*Requirements*.
In the listing below, locate the line containing "Give me a plain-text"; reproduce that line and all lines that follow it, unchanged.

-- start Rows --

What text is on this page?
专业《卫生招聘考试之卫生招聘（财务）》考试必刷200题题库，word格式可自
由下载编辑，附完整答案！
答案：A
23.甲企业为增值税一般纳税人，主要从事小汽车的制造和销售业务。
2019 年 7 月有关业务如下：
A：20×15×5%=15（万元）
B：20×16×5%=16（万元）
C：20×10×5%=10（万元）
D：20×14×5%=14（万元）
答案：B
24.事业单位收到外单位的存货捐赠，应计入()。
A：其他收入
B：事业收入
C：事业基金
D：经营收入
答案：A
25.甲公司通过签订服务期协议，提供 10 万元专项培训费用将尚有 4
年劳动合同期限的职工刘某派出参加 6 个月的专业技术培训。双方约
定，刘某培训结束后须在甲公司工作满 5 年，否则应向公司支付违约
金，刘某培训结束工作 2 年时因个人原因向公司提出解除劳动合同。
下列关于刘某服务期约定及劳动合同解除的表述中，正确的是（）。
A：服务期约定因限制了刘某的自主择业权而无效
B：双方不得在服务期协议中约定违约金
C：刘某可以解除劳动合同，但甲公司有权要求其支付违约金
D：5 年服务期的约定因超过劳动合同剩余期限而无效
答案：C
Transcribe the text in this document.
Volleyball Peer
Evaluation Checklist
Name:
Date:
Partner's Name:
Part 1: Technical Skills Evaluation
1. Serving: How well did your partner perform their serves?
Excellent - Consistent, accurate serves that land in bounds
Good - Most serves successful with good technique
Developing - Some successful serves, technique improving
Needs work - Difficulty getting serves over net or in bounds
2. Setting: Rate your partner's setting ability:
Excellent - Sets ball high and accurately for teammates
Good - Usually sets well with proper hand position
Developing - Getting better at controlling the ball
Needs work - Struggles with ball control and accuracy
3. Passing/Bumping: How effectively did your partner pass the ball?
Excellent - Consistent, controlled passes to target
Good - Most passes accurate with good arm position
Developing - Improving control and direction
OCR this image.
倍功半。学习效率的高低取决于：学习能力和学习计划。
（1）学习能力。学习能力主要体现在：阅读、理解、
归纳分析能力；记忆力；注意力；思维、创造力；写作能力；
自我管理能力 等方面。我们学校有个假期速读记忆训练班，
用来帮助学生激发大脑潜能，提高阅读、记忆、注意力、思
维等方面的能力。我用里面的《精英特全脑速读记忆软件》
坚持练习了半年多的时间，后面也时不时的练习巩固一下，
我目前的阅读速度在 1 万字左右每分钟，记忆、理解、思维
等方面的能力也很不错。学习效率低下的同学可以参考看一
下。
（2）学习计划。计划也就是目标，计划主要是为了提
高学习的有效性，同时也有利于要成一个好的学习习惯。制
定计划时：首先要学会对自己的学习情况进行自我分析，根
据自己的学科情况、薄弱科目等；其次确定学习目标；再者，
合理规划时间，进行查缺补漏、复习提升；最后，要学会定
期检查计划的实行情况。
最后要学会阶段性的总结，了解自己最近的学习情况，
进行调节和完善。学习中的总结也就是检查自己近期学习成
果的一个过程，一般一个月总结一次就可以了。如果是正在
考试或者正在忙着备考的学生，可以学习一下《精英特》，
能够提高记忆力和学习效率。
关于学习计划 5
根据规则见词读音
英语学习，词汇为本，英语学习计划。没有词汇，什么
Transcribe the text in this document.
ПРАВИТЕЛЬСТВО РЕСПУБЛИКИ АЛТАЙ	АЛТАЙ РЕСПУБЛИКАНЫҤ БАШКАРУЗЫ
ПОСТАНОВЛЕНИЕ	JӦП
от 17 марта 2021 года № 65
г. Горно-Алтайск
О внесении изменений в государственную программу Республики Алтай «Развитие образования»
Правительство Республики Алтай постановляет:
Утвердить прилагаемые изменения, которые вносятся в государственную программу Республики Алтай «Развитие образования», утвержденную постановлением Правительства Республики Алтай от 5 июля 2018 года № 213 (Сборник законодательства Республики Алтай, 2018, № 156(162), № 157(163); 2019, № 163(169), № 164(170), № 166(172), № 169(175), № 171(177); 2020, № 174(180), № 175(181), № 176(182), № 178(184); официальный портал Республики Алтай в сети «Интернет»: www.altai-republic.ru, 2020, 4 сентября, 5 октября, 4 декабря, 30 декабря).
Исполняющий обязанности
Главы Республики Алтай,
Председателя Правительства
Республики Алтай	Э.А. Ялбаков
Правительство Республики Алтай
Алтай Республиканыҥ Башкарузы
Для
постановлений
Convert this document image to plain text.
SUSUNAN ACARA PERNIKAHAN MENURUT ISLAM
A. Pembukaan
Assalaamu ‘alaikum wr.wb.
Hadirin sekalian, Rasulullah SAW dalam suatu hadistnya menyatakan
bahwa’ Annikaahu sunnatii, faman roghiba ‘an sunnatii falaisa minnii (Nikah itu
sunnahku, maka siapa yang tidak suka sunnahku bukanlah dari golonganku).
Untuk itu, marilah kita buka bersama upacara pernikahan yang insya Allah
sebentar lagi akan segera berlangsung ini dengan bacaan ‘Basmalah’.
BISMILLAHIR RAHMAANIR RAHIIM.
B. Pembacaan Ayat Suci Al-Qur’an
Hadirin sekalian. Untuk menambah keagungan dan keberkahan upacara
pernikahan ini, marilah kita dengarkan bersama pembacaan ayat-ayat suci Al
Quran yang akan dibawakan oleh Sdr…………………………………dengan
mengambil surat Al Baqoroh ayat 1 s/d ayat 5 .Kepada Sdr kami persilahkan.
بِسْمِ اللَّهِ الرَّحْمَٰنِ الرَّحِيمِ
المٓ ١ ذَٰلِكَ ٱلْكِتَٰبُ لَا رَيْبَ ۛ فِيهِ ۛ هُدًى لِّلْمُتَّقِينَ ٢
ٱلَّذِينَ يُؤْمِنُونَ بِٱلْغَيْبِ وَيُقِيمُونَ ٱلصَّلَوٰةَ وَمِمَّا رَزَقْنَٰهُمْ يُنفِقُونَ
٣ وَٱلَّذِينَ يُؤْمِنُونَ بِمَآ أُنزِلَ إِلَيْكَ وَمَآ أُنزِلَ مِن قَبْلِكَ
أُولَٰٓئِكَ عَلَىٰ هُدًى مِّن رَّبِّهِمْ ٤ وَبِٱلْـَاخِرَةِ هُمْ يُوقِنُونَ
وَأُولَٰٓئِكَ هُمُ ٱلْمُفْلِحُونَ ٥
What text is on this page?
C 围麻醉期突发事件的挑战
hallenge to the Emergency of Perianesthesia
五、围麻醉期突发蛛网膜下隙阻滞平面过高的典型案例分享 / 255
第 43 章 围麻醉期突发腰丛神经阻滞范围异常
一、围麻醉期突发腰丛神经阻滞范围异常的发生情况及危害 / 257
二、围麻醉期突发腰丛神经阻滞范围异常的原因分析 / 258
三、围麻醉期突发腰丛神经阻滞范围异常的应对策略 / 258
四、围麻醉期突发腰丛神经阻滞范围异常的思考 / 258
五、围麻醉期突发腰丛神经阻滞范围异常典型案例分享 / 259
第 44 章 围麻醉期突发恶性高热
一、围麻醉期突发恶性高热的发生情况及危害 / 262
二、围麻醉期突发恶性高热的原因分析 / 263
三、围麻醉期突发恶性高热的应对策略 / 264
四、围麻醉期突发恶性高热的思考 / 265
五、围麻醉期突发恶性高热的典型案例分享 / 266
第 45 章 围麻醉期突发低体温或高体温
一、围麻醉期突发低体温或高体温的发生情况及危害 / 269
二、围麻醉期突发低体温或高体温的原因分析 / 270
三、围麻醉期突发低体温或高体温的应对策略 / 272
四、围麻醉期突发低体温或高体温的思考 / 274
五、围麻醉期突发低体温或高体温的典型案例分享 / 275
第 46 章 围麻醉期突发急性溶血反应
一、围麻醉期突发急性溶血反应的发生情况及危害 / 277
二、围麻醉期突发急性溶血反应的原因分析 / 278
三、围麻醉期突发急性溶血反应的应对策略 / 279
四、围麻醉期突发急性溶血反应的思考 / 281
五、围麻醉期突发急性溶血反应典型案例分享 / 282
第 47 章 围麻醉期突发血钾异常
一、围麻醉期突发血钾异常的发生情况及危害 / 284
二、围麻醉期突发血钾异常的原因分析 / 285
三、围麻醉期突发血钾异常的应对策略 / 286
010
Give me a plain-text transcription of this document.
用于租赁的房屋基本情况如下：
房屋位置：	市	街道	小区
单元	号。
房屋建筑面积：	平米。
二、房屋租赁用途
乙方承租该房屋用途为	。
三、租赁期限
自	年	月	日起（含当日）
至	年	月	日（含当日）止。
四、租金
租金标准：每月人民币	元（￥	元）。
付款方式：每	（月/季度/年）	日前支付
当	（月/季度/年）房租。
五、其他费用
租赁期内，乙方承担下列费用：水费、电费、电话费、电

-- end Rows --

*Response to the task*.
Give me a plain-text transcription of this document.
用于租赁的房屋基本情况如下：
房屋位置：	市	街道	小区
单元	号。
房屋建筑面积：	平米。
二、房屋租赁用途
乙方承租该房屋用途为	。
三、租赁期限
自	年	月	日起（含当日）
至	年	月	日（含当日）止。
四、租金
租金标准：每月人民币	元（￥	元）。
付款方式：每	（月/季度/年）	日前支付
当	（月/季度/年）房租。
五、其他费用
租赁期内，乙方承担下列费用：水费、电费、电话费、电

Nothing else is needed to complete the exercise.